▸ Text section:
[Start of section]
So we could also say the Reign of God is like a person killed by police on camera for all to see. Whose tragic, unnecessary death ignited a worldwide movement.
With this parable, Jesus is reminding the disciples of a few things about the Reign of God.
It is unexpected.
It is tenacious.
It is resistance.
And it is also reminding us that even though the kingdom of God is really, really big…like healing the sick and casting out demons? It is also very small. Like the resilience of people stuck on the underside of our systemic power dynamics. Like the quiet, every day faithfulness of ordinary people.
The Reign of God is big. And it is small.
As I have mentioned before and many of you know, in addition to being a clergy person I am also a community organizer. So I spend a lot of time learning about transformation and social change and I wanted to introduce something to you known as Emergent Strategy. Emergent Strategy is a way of being, a theory about changing the world and making a big difference in a major way through relatively simple interactions. And there’s different lessons we can pull from Emergent Strategy. One of the touchstones Emergent Strategy lifts up is the concept of “fractals.” For those of you who are math people you might know that a fractal is a never ending pattern that repeats. And it repeats at different levels and sizes over and over. We can see and notice fractals in creation too. One example is that of the fern leaf. You know how a big fern leaf is made up of little tiny leaves that look like tiny ferns themselves? The smaller sections reflect the full leaf. And the full leaf is made up of many small mini fern leaves. adrienne maree brown explains that fractals can teach us that, “How we are at the small scale is how we are at the large scale. The patterns of the universe repeat at scale. There is a structural echo that suggests …that what we practice at a small scale can reverberate to the largest scale.”
How we are at the tiny seed is how we are at the worldwide global Church.
How we are in our everyday life is how we will be in big revolutionary moments.
[End of section]
▸ Supplied records:
[Start of section]
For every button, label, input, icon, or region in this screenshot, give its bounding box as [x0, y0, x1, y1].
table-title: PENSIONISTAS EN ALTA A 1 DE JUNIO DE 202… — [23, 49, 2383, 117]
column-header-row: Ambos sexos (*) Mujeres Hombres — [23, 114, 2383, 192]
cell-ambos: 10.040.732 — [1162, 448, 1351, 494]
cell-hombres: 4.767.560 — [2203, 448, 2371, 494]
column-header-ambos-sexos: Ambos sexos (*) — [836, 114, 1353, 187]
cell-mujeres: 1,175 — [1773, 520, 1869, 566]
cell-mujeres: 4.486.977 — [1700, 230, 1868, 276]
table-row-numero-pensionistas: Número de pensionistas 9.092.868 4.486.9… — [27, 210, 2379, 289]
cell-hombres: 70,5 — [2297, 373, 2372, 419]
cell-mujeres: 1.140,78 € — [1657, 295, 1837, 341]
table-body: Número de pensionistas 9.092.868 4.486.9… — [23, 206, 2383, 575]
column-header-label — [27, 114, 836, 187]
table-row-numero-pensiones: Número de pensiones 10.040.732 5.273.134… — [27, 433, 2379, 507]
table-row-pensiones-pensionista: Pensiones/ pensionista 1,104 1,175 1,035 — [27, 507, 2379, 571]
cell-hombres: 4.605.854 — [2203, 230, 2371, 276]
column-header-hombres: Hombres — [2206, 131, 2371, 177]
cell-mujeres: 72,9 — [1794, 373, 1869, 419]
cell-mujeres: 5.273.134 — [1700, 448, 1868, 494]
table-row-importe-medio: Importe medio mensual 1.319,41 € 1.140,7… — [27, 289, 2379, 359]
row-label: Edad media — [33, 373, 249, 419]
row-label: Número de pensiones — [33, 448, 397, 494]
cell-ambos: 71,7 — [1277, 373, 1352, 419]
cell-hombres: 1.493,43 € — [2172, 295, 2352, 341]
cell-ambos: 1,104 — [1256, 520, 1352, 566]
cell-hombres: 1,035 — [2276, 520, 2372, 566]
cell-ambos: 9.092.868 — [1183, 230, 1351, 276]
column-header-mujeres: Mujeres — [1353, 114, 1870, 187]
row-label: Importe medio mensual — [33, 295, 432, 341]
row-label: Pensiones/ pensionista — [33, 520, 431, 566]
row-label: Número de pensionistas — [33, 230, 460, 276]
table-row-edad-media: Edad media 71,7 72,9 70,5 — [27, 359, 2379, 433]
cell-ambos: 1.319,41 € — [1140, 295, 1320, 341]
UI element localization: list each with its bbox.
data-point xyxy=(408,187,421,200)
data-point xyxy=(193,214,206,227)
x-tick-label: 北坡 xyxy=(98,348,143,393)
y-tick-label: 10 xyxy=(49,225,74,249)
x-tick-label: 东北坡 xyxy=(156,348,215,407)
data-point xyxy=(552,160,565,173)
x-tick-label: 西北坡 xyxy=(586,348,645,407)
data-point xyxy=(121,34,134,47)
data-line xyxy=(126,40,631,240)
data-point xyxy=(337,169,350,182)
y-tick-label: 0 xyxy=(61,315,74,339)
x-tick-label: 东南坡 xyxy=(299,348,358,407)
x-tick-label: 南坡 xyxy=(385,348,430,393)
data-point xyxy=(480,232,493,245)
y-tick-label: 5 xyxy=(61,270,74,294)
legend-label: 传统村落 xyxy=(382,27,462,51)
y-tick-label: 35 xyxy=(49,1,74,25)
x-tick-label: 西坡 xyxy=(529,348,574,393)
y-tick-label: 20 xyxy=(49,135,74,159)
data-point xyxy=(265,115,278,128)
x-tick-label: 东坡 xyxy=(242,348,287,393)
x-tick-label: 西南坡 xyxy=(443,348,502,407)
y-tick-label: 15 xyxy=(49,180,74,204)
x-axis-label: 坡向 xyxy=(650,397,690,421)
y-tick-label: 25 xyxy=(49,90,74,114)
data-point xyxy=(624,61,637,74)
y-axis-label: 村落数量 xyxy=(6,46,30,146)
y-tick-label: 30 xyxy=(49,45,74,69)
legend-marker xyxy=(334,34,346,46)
[End of section]
▸ Assigned task 1:
In the passage on the Reign of God, what example from creation is given to illustrate fractals?
▸ Assigned task 2:
Give everything from "So we could" down to "it is small." in the passage on the Reign of God again, changing "tenacious" to "persistent".

▸ Solution 1:
The fern leaf.

▸ Solution 2:
So we could also say the Reign of God is like a person killed by police on camera for all to see. Whose tragic, unnecessary death ignited a worldwide movement.
With this parable, Jesus is reminding the disciples of a few things about the Reign of God.
It is unexpected.
It is persistent.
It is resistance.
And it is also reminding us that even though the kingdom of God is really, really big…like healing the sick and casting out demons? It is also very small. Like the resilience of people stuck on the underside of our systemic power dynamics. Like the quiet, every day faithfulness of ordinary people.
The Reign of God is big. And it is small.